Given request | Read the lines that follow and pick out every one containing the word "this".

Extracted data |
>>>
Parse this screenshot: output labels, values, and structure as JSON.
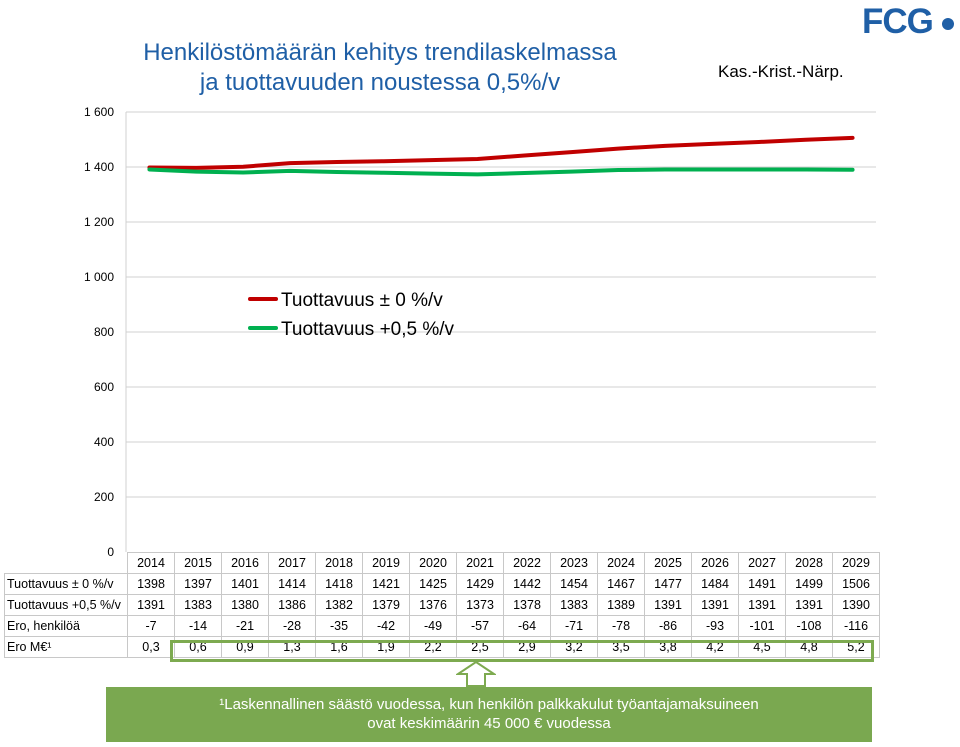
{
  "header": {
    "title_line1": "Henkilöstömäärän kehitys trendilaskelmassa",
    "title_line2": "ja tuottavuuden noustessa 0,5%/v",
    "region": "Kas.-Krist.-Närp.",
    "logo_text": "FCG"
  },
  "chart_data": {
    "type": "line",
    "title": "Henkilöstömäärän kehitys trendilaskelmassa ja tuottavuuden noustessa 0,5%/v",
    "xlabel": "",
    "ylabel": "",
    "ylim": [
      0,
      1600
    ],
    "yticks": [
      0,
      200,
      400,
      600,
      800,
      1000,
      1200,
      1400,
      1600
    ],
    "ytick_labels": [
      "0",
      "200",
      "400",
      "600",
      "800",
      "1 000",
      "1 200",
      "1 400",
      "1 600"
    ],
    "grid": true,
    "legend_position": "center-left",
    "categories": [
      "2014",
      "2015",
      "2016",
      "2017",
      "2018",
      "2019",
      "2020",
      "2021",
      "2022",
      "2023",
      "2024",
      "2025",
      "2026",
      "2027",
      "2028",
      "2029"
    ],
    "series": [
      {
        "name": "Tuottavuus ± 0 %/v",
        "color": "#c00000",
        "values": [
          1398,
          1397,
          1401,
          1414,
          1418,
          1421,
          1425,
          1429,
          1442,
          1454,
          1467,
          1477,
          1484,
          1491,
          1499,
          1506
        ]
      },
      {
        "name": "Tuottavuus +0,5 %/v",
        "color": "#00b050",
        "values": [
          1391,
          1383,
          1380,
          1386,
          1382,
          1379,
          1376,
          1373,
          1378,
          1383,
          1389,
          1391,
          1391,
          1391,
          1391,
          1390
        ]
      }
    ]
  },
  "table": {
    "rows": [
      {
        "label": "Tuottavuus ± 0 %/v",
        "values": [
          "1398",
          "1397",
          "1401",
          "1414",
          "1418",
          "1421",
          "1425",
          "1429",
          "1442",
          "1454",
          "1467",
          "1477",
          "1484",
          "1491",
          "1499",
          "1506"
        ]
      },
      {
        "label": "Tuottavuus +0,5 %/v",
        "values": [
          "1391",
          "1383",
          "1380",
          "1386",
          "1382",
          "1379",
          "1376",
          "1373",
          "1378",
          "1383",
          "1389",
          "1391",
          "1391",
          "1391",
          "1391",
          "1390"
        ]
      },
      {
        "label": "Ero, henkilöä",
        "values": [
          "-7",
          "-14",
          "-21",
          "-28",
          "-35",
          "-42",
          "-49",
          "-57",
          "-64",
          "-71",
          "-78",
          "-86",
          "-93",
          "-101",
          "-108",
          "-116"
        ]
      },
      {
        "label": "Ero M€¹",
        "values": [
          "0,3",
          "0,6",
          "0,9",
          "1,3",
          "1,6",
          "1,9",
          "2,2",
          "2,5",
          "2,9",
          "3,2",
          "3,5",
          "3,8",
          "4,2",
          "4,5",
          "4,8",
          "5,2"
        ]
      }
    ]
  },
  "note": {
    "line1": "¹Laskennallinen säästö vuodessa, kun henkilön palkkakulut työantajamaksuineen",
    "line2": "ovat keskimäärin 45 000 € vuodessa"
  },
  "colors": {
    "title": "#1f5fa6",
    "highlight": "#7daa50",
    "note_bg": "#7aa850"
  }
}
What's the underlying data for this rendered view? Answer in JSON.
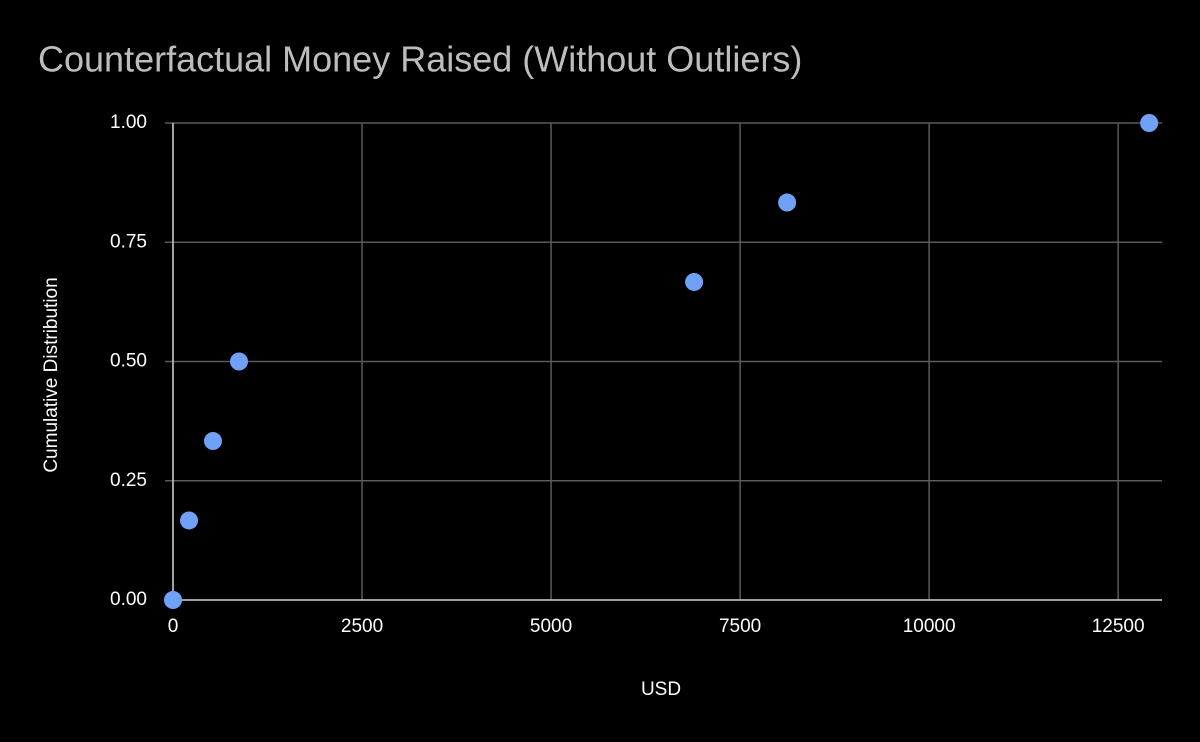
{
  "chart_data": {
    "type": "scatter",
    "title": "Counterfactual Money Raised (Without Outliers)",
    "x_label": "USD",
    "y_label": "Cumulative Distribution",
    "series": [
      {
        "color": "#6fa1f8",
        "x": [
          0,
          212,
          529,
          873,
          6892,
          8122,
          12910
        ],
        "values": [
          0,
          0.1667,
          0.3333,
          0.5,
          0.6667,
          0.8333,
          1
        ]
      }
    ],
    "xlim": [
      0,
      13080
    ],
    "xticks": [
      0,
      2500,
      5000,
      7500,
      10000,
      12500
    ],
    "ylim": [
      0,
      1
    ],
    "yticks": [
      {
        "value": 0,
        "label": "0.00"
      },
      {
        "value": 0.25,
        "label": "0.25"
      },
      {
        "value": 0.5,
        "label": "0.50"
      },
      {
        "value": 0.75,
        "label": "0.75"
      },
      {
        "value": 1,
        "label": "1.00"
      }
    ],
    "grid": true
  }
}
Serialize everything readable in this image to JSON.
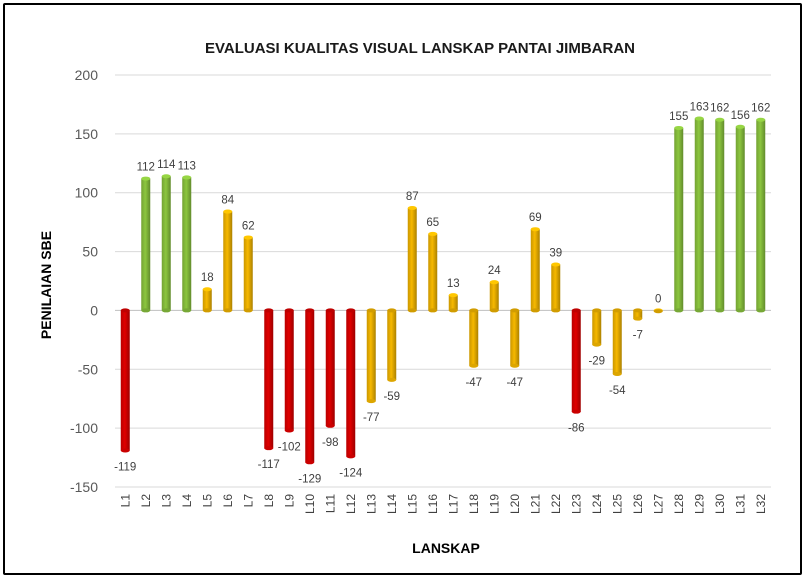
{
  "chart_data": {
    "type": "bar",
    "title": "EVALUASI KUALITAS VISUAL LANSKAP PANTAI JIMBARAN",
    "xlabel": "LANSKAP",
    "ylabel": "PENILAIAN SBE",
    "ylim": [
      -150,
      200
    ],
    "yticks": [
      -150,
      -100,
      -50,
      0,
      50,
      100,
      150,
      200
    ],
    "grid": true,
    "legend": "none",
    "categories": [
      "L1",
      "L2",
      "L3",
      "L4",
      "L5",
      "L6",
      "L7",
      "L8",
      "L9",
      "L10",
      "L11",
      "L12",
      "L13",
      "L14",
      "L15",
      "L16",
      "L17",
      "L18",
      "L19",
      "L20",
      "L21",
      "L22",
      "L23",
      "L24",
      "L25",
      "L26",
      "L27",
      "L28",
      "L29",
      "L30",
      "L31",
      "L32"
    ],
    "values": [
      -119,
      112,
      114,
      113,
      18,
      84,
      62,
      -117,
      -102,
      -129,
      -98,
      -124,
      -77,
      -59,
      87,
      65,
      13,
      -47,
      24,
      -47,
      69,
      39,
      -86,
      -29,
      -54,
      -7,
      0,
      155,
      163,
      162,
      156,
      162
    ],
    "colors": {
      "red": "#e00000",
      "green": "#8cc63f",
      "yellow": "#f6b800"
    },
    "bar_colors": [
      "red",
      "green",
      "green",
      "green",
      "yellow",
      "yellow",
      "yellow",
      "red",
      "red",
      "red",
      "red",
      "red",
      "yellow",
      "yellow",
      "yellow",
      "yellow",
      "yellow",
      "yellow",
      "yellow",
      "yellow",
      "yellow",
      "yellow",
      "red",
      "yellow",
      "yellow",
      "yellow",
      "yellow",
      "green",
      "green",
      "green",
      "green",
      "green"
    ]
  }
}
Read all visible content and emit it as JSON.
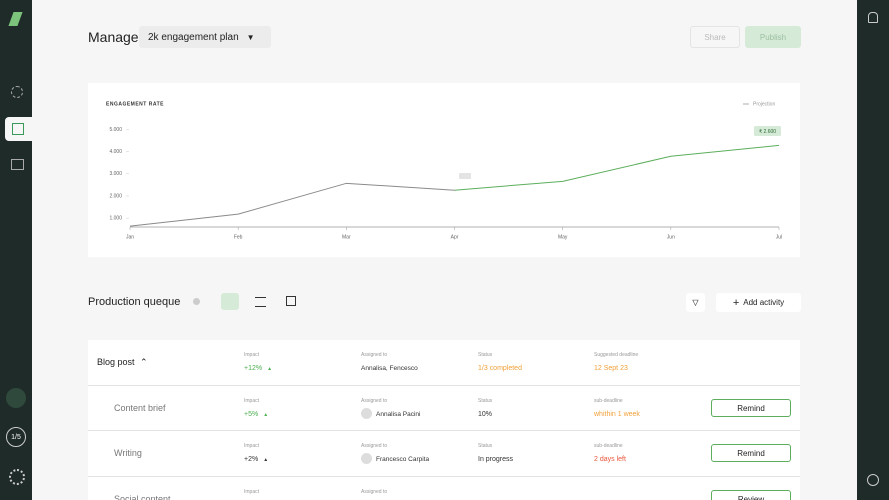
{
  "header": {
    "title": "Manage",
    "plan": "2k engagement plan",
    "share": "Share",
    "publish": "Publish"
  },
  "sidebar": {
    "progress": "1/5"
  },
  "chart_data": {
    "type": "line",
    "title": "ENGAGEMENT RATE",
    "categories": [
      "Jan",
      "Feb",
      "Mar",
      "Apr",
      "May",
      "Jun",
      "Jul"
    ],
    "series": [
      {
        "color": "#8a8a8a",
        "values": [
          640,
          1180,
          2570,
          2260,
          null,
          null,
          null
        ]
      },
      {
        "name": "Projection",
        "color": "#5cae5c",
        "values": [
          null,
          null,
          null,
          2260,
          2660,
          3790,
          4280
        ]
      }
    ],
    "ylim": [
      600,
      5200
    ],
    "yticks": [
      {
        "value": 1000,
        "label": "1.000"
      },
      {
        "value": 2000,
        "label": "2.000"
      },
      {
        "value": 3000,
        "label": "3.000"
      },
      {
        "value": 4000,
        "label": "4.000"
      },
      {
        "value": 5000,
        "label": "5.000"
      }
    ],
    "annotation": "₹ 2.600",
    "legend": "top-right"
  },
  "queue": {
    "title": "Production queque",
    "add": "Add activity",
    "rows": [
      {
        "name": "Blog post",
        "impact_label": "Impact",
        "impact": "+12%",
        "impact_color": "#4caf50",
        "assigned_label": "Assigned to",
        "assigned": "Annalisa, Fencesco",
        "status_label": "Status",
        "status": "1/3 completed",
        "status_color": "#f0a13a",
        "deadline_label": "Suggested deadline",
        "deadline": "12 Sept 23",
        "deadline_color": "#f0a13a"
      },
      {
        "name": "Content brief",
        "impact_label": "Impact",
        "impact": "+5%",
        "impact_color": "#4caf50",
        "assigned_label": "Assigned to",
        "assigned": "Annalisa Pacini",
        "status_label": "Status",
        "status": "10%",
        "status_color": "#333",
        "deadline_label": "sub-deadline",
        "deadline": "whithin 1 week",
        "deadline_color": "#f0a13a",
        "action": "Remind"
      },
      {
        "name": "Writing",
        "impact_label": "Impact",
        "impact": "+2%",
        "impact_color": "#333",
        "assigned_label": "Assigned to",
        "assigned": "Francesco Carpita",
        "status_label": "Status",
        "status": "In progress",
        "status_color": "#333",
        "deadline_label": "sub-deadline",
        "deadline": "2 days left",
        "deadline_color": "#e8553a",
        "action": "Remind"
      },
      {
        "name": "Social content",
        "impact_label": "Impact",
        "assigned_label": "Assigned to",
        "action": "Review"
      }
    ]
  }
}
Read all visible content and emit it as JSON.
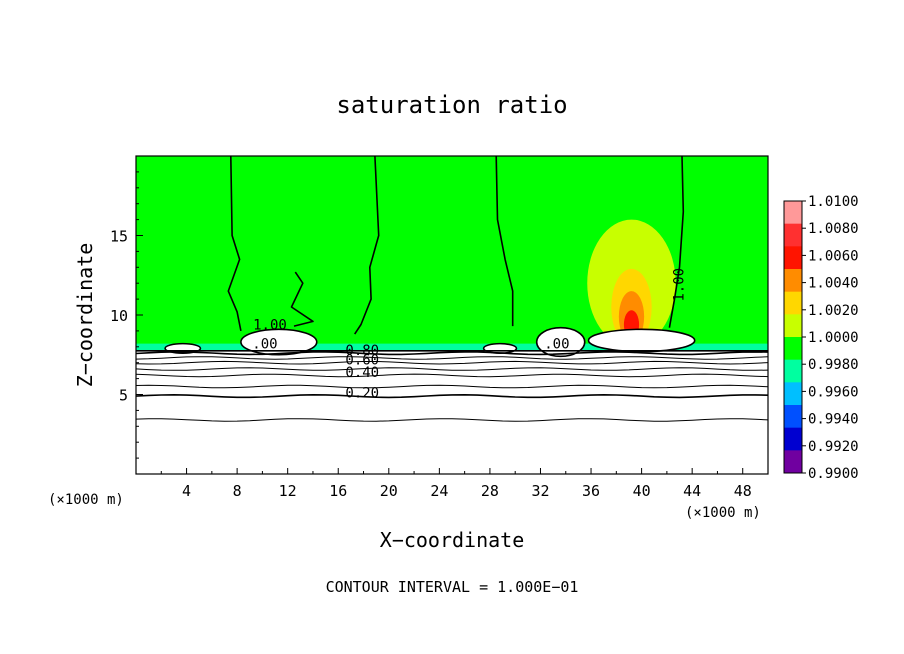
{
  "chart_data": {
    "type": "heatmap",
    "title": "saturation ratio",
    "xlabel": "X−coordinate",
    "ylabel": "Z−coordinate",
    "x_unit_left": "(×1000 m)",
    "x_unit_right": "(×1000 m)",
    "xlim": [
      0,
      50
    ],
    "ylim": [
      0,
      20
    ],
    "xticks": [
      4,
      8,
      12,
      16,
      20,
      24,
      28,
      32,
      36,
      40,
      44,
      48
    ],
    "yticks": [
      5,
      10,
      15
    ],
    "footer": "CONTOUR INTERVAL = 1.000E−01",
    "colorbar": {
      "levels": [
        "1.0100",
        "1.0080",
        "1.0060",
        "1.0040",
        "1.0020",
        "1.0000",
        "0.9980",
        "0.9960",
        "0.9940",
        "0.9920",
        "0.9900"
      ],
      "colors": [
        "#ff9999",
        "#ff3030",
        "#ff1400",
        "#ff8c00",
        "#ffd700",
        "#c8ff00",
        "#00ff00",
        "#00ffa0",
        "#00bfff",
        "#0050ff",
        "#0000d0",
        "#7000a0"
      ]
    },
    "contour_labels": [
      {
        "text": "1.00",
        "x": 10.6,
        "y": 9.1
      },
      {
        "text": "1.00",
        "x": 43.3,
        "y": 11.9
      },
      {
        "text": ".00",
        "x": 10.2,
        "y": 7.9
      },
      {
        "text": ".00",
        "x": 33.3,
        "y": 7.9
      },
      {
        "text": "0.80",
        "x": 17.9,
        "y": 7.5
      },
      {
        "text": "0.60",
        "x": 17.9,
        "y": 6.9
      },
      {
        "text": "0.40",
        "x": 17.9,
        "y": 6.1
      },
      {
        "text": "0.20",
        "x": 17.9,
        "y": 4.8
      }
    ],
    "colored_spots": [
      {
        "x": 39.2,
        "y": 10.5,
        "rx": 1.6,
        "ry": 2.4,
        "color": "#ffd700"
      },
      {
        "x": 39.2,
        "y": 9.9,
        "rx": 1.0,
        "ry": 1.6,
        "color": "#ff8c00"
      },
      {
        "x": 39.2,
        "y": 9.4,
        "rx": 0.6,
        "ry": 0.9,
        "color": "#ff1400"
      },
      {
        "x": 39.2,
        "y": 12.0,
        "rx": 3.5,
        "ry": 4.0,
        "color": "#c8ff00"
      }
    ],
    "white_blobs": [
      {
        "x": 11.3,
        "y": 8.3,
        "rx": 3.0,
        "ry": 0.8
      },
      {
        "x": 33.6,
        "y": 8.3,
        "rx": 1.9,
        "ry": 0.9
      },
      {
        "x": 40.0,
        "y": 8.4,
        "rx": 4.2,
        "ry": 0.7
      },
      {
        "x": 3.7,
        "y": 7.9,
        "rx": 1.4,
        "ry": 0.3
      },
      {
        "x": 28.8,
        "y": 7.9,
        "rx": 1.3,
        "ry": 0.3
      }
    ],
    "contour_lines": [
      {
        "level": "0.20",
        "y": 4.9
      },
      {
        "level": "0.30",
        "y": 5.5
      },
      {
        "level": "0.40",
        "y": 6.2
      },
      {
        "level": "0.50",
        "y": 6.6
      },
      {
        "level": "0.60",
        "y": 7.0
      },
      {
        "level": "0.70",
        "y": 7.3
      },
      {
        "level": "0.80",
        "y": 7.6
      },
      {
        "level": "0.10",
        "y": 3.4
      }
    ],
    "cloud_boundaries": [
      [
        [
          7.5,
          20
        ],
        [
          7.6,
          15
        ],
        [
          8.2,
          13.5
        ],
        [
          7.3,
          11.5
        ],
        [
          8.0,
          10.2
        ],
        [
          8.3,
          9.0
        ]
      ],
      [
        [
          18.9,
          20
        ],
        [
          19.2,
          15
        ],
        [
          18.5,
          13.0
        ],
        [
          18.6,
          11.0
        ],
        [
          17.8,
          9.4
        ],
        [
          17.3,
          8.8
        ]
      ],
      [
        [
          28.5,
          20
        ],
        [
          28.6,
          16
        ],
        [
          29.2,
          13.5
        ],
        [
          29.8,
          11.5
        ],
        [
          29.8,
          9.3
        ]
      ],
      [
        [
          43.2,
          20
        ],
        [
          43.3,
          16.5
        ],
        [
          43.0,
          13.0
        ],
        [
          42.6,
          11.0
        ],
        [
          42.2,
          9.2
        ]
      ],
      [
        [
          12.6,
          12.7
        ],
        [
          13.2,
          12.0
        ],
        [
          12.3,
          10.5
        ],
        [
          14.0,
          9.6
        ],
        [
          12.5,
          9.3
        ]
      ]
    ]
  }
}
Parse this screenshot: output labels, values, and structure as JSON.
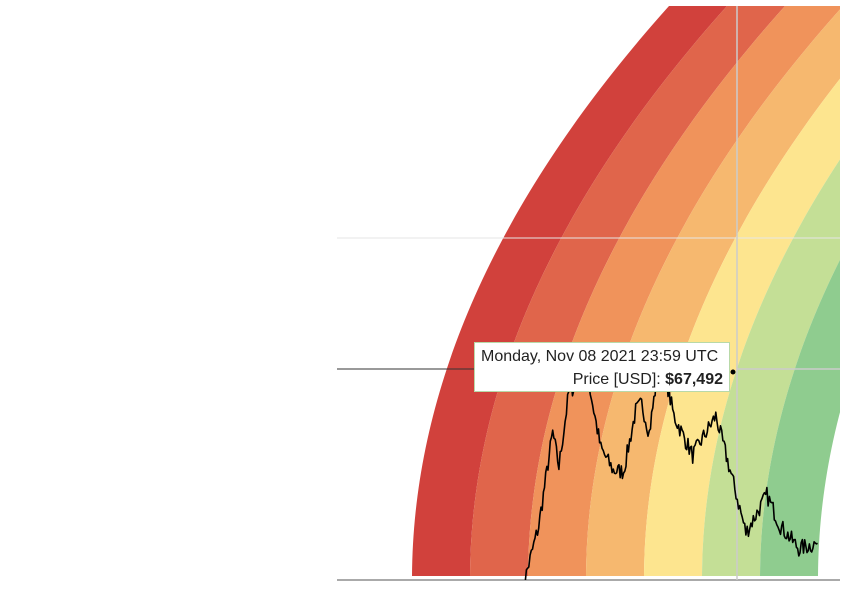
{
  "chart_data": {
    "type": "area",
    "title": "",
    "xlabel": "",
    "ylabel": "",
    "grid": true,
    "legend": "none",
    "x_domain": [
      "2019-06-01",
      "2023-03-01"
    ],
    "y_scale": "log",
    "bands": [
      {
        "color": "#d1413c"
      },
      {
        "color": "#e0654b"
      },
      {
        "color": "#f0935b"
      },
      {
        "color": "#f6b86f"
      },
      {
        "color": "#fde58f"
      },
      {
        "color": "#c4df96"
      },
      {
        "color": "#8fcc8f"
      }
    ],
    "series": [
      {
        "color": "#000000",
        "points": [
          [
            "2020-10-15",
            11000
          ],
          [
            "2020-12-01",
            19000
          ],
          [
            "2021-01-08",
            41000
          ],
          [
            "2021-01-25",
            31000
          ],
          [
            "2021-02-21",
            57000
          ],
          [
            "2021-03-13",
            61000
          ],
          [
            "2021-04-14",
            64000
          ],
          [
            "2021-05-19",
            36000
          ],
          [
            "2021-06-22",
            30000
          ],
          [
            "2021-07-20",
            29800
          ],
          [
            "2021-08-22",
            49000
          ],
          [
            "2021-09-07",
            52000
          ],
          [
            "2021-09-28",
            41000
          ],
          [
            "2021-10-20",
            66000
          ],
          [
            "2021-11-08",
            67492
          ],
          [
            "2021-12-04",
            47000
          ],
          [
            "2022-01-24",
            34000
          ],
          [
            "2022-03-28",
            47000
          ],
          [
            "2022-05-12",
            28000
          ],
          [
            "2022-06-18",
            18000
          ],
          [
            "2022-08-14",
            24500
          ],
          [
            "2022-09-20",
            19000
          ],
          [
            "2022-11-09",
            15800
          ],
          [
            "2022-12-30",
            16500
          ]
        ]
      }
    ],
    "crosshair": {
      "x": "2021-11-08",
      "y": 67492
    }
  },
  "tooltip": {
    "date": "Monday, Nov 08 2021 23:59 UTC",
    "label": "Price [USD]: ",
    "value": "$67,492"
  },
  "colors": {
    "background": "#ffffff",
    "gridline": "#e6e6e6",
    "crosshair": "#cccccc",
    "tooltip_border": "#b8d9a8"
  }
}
<<<
Correct output |
Parse this screenshot: output labels, values, and structure as JSON.
What's the underlying data for this rendered view? Answer in JSON.
Serialize everything readable in this image to JSON.
Parse this screenshot: output labels, values, and structure as JSON.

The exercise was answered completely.